▸ WORK REQUIRED
Go through the listing and return every line with "AMIP" in it.

(Dataset listings of figures)
──────

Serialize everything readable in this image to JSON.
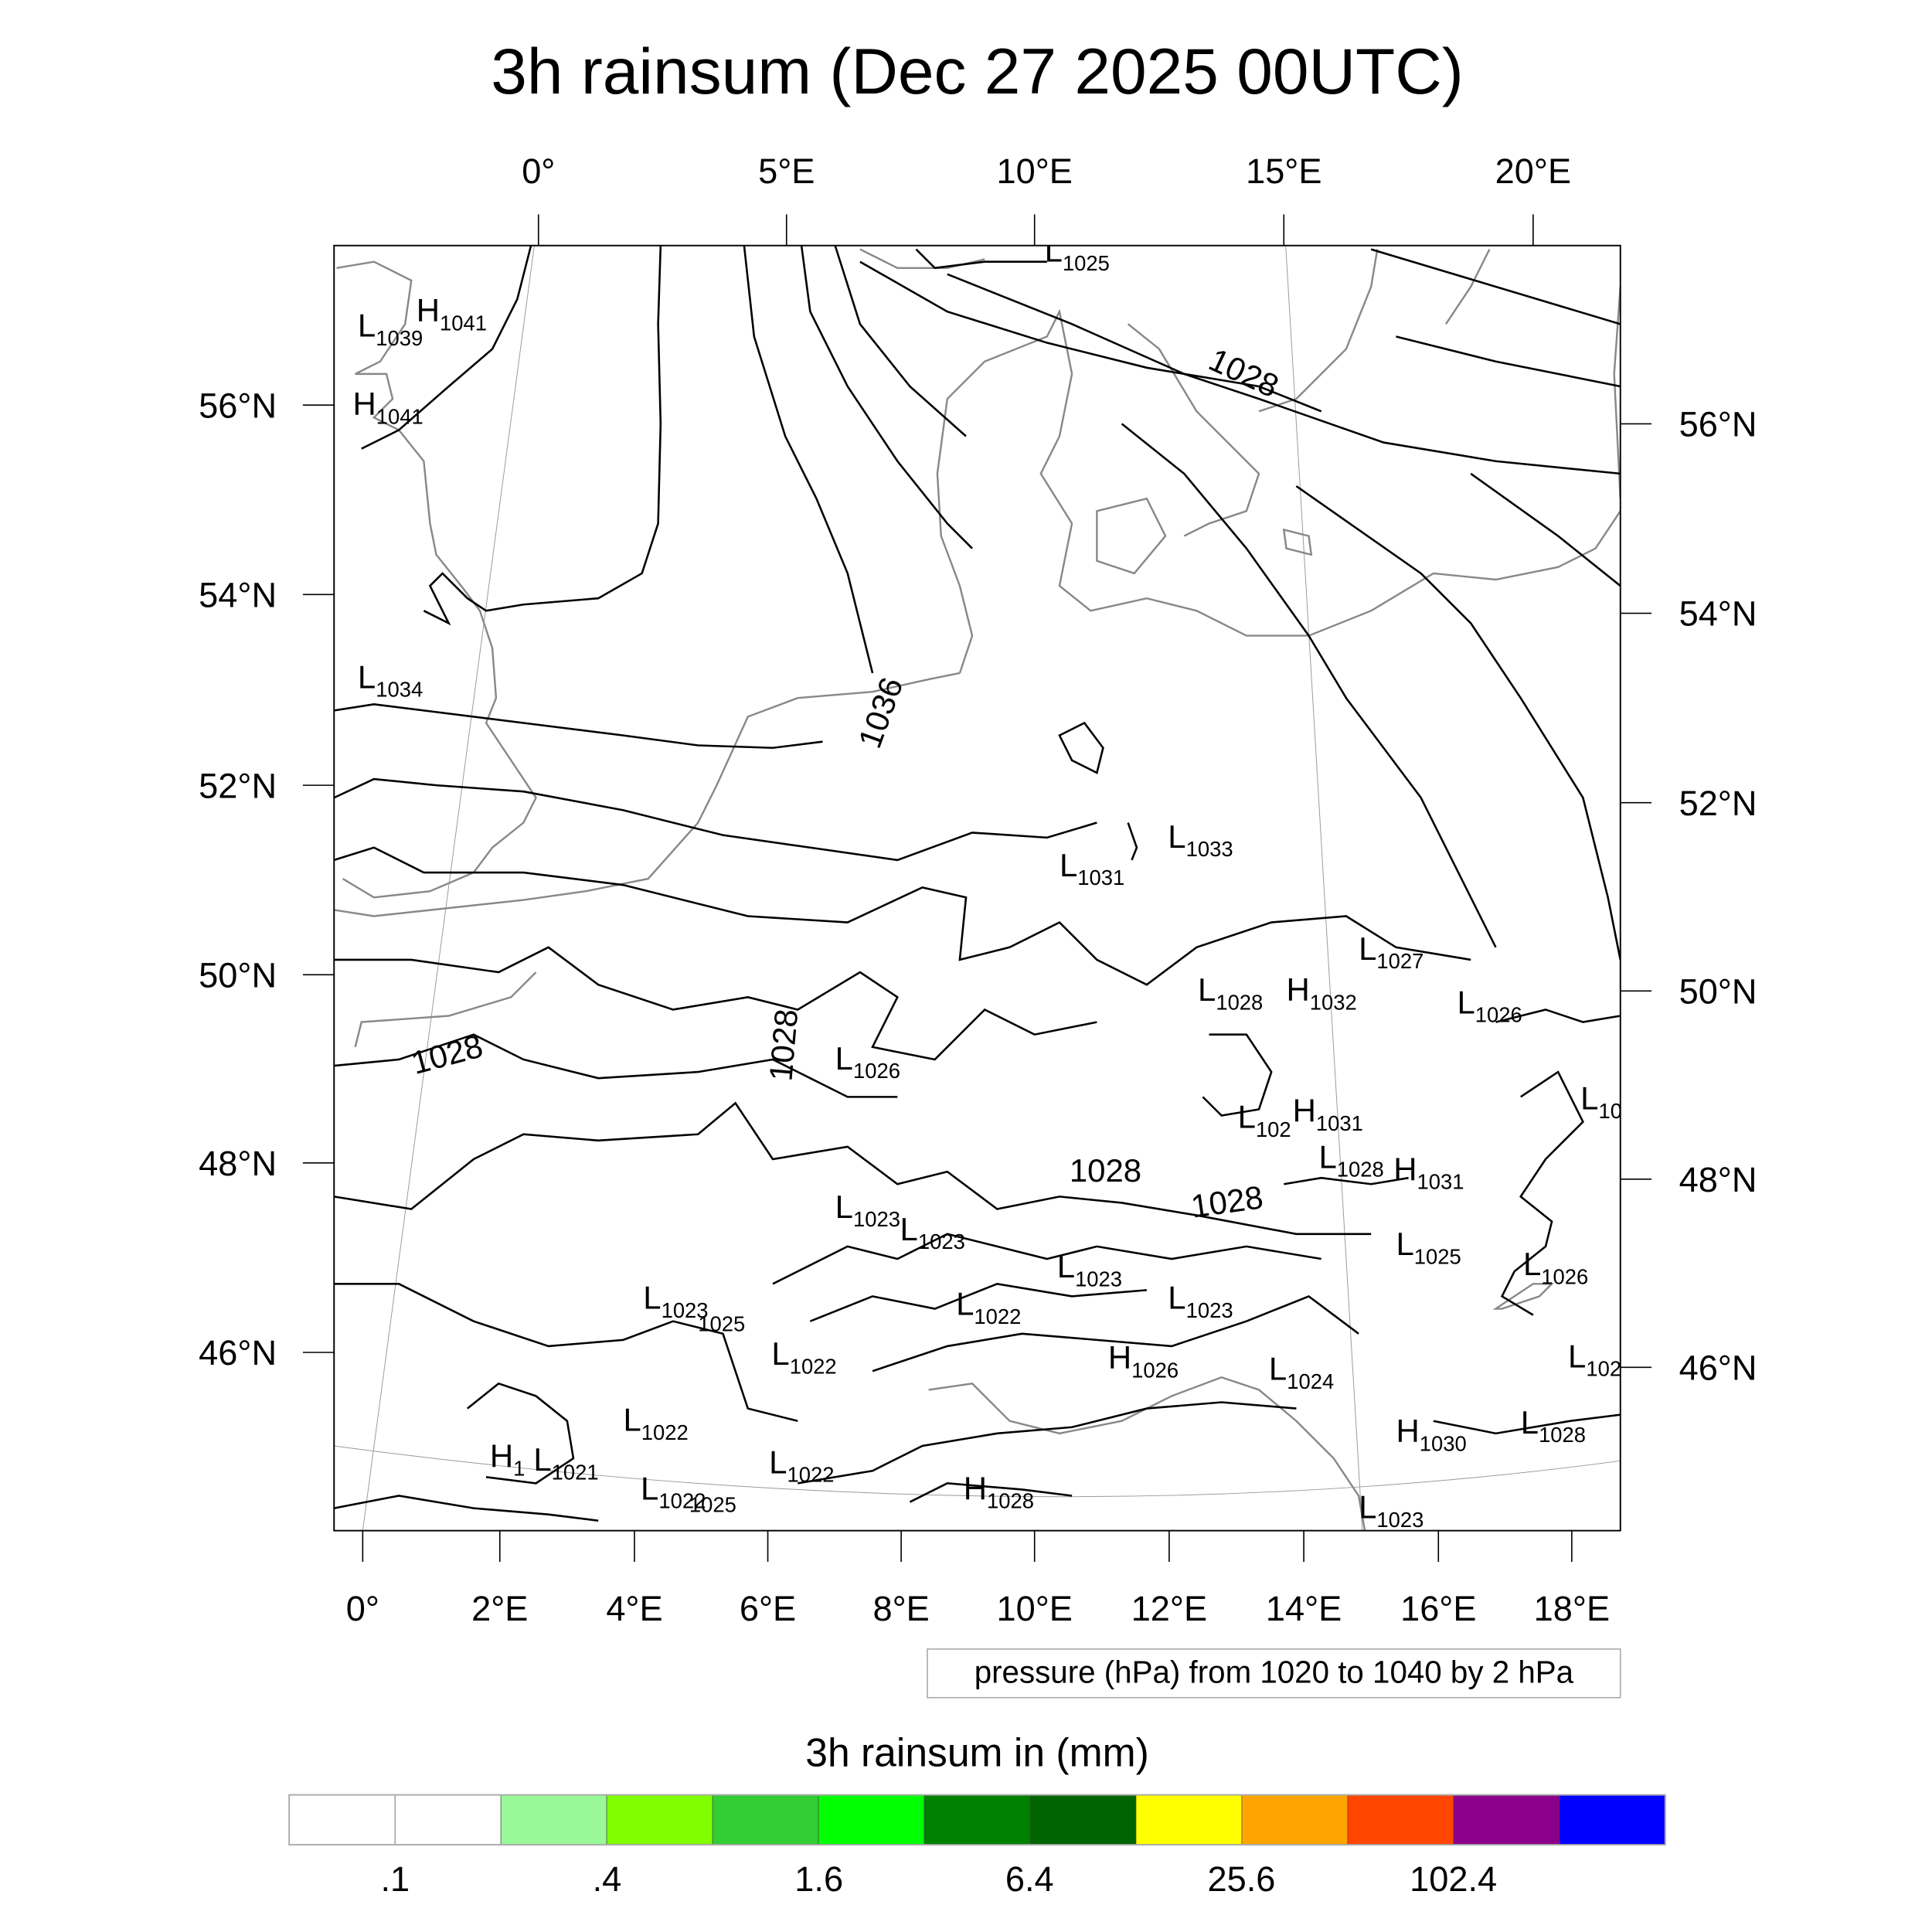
{
  "chart_data": {
    "type": "heatmap",
    "title": "3h rainsum (Dec 27 2025 00UTC)",
    "top_ticks": [
      "0°",
      "5°E",
      "10°E",
      "15°E",
      "20°E"
    ],
    "bottom_ticks": [
      "0°",
      "2°E",
      "4°E",
      "6°E",
      "8°E",
      "10°E",
      "12°E",
      "14°E",
      "16°E",
      "18°E"
    ],
    "left_ticks": [
      "56°N",
      "54°N",
      "52°N",
      "50°N",
      "48°N",
      "46°N"
    ],
    "right_ticks": [
      "56°N",
      "54°N",
      "52°N",
      "50°N",
      "48°N",
      "46°N"
    ],
    "contour_info": "pressure (hPa) from 1020 to 1040 by 2 hPa",
    "contour_labels": [
      "1036",
      "1028",
      "1028",
      "1028",
      "1028",
      "1028"
    ],
    "pressure_centers": [
      {
        "t": "L",
        "v": "1039"
      },
      {
        "t": "H",
        "v": "1041"
      },
      {
        "t": "H",
        "v": "1041"
      },
      {
        "t": "L",
        "v": "1034"
      },
      {
        "t": "L",
        "v": "1025"
      },
      {
        "t": "L",
        "v": "1031"
      },
      {
        "t": "L",
        "v": "1033"
      },
      {
        "t": "L",
        "v": "1027"
      },
      {
        "t": "H",
        "v": "1032"
      },
      {
        "t": "L",
        "v": "1028"
      },
      {
        "t": "L",
        "v": "1026"
      },
      {
        "t": "L",
        "v": "1026"
      },
      {
        "t": "L",
        "v": "10"
      },
      {
        "t": "L",
        "v": "102"
      },
      {
        "t": "H",
        "v": "1031"
      },
      {
        "t": "L",
        "v": "1028"
      },
      {
        "t": "H",
        "v": "1031"
      },
      {
        "t": "L",
        "v": "1023"
      },
      {
        "t": "L",
        "v": "1023"
      },
      {
        "t": "L",
        "v": "1025"
      },
      {
        "t": "L",
        "v": "1026"
      },
      {
        "t": "L",
        "v": "1023"
      },
      {
        "t": "L",
        "v": "1023"
      },
      {
        "t": "",
        "v": "1025"
      },
      {
        "t": "L",
        "v": "1023"
      },
      {
        "t": "L",
        "v": "1022"
      },
      {
        "t": "L",
        "v": "1022"
      },
      {
        "t": "H",
        "v": "1026"
      },
      {
        "t": "L",
        "v": "1024"
      },
      {
        "t": "L",
        "v": "102"
      },
      {
        "t": "L",
        "v": "1022"
      },
      {
        "t": "H",
        "v": "1030"
      },
      {
        "t": "L",
        "v": "1028"
      },
      {
        "t": "H",
        "v": "1"
      },
      {
        "t": "L",
        "v": "1021"
      },
      {
        "t": "L",
        "v": "1022"
      },
      {
        "t": "L",
        "v": "1022"
      },
      {
        "t": "",
        "v": "1025"
      },
      {
        "t": "H",
        "v": "1028"
      },
      {
        "t": "L",
        "v": "1023"
      }
    ],
    "colorbar": {
      "title": "3h rainsum in (mm)",
      "labels": [
        ".1",
        ".4",
        "1.6",
        "6.4",
        "25.6",
        "102.4"
      ],
      "colors": [
        "#ffffff",
        "#ffffff",
        "#99f898",
        "#80ff00",
        "#32cd32",
        "#00ff00",
        "#008000",
        "#006400",
        "#ffff00",
        "#ffa500",
        "#ff4500",
        "#8b008b",
        "#0000ff"
      ]
    }
  }
}
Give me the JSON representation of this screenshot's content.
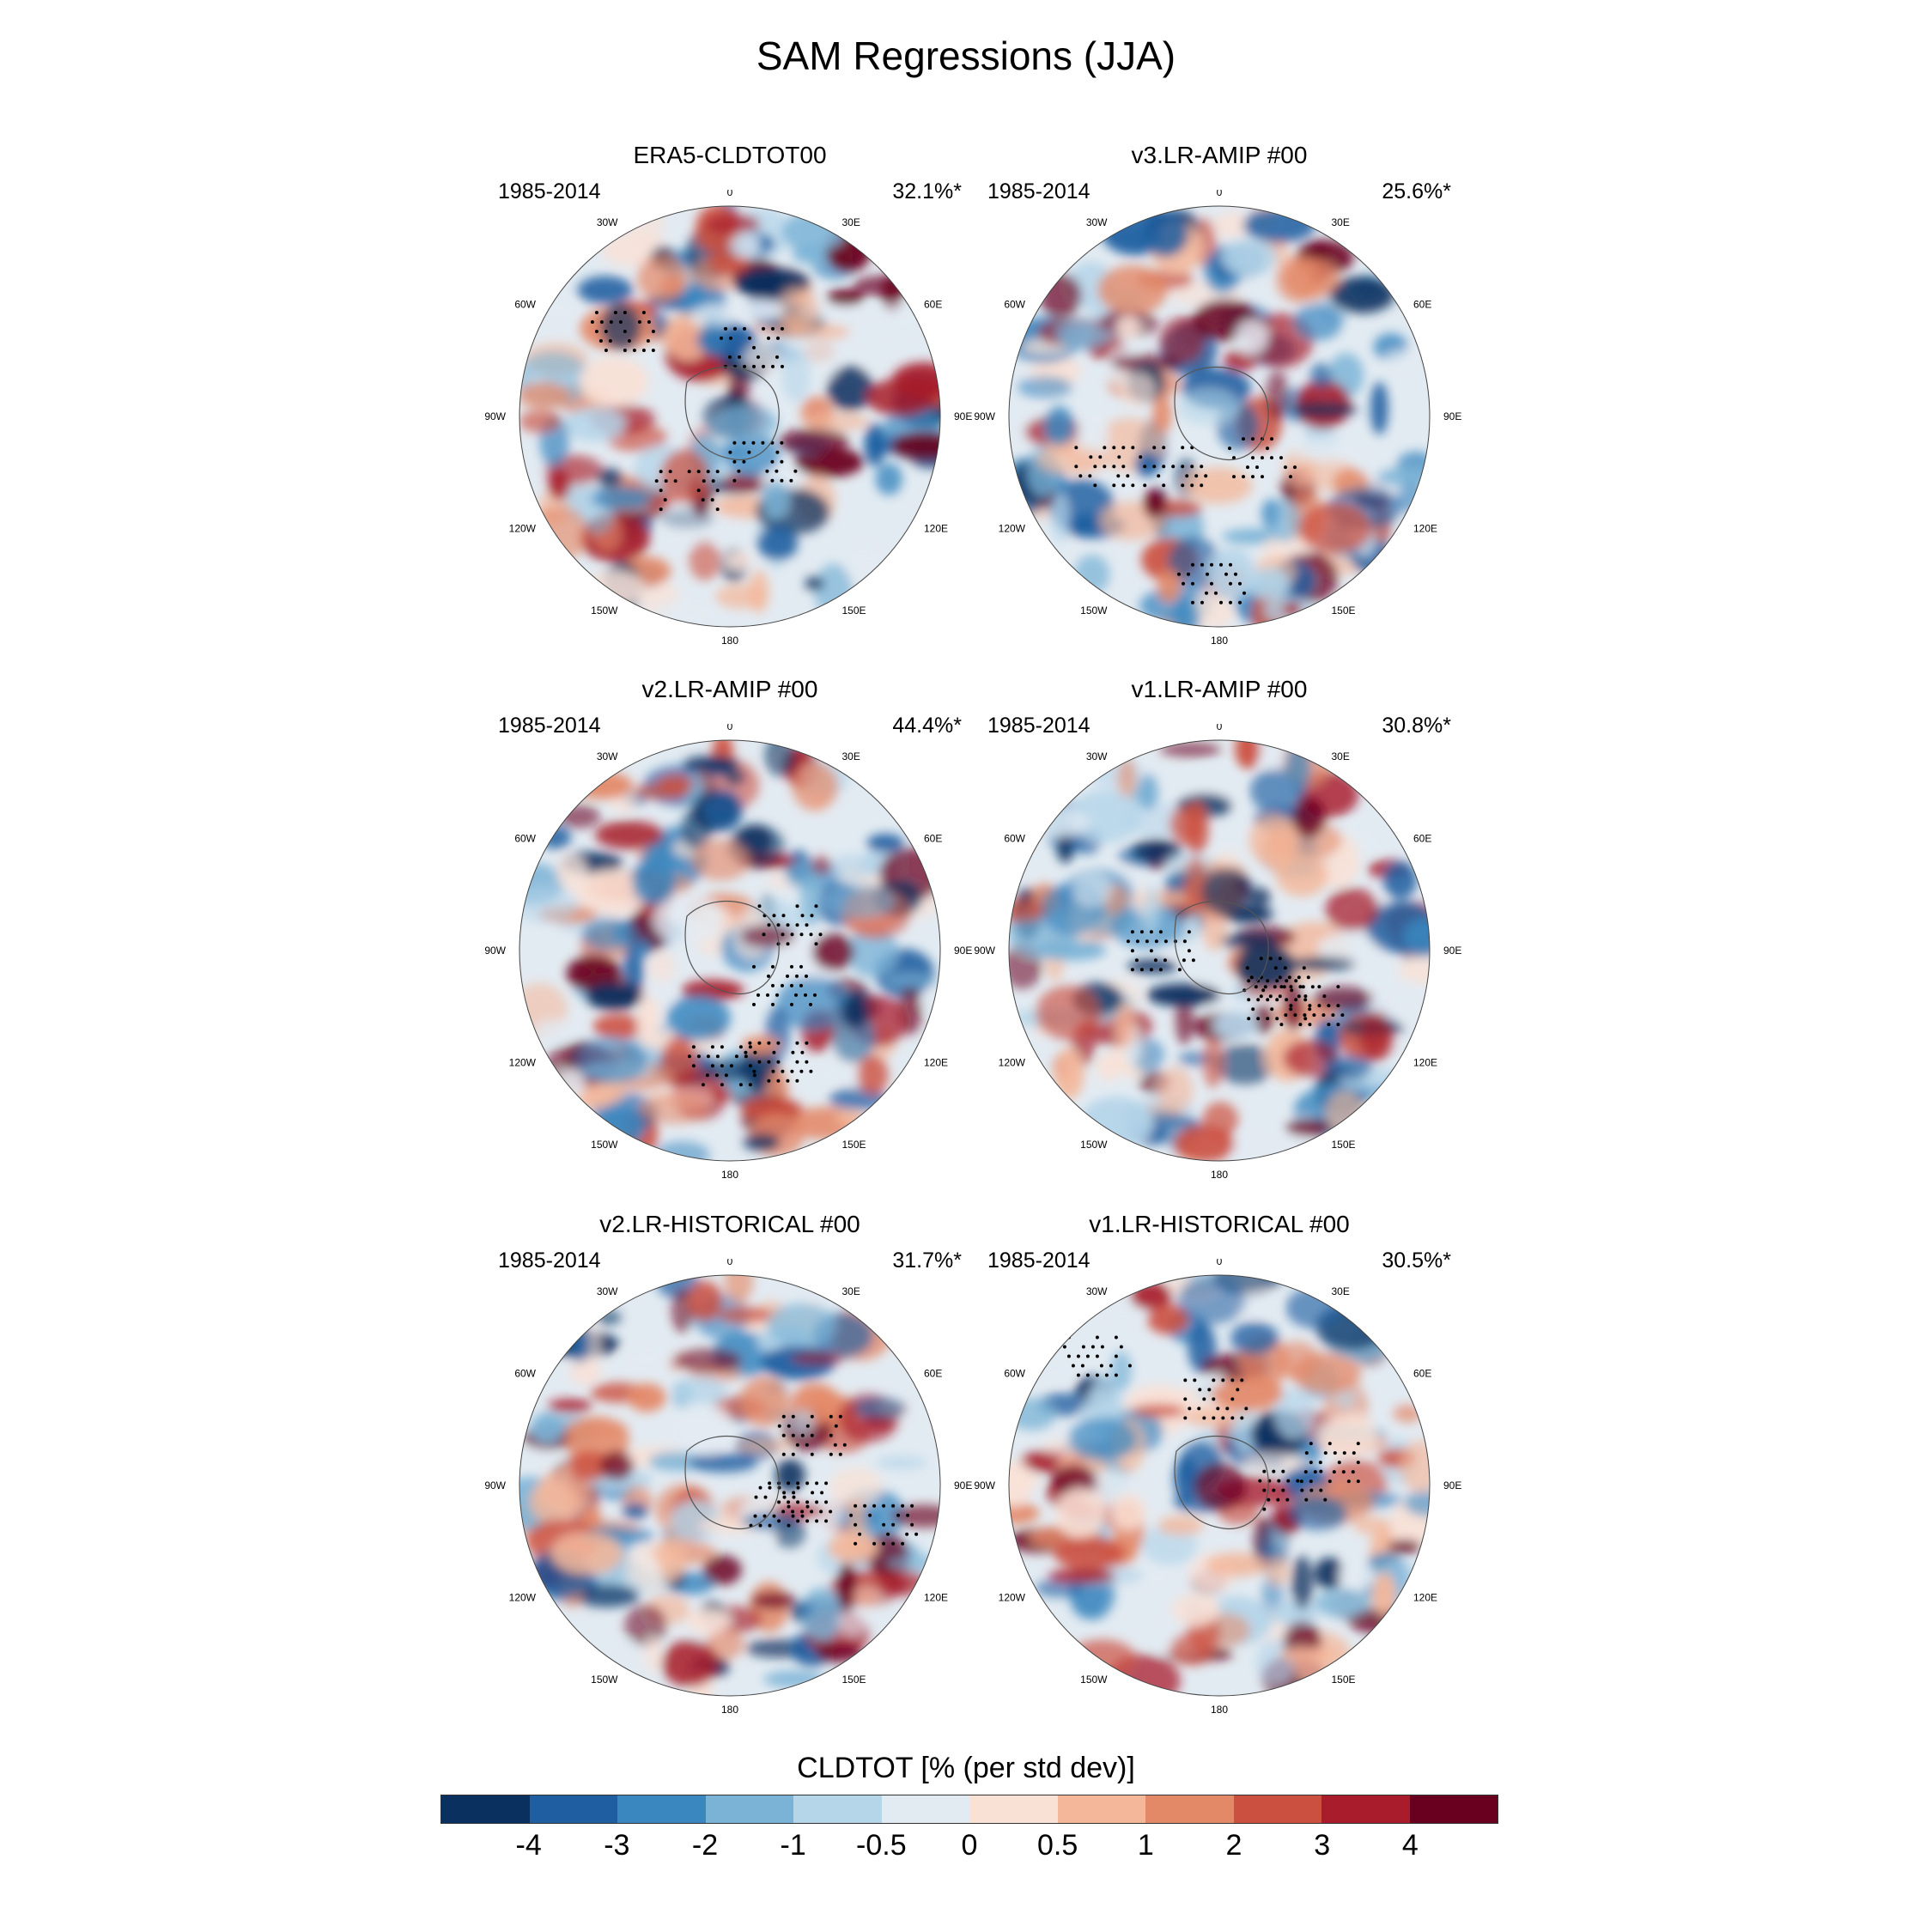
{
  "figure": {
    "title": "SAM Regressions (JJA)"
  },
  "panels": [
    {
      "title": "ERA5-CLDTOT00",
      "period": "1985-2014",
      "pct": "32.1%*"
    },
    {
      "title": "v3.LR-AMIP  #00",
      "period": "1985-2014",
      "pct": "25.6%*"
    },
    {
      "title": "v2.LR-AMIP  #00",
      "period": "1985-2014",
      "pct": "44.4%*"
    },
    {
      "title": "v1.LR-AMIP  #00",
      "period": "1985-2014",
      "pct": "30.8%*"
    },
    {
      "title": "v2.LR-HISTORICAL  #00",
      "period": "1985-2014",
      "pct": "31.7%*"
    },
    {
      "title": "v1.LR-HISTORICAL  #00",
      "period": "1985-2014",
      "pct": "30.5%*"
    }
  ],
  "longitude_labels": [
    "0",
    "30E",
    "60E",
    "90E",
    "120E",
    "150E",
    "180",
    "150W",
    "120W",
    "90W",
    "60W",
    "30W"
  ],
  "colorbar": {
    "title": "CLDTOT [% (per std dev)]",
    "tick_labels": [
      "-4",
      "-3",
      "-2",
      "-1",
      "-0.5",
      "0",
      "0.5",
      "1",
      "2",
      "3",
      "4"
    ],
    "colors": [
      "#0a305f",
      "#1f5fa1",
      "#3a87bf",
      "#7bb3d6",
      "#b5d5e9",
      "#e3ebf2",
      "#f9e1d6",
      "#f4b79a",
      "#e48968",
      "#cc5040",
      "#a81c2b",
      "#6a0020"
    ]
  }
}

──────

▸ TASK SOLUTION
      "title": "v3.LR-AMIP  #00",
      "title": "v2.LR-AMIP  #00",
      "title": "v1.LR-AMIP  #00",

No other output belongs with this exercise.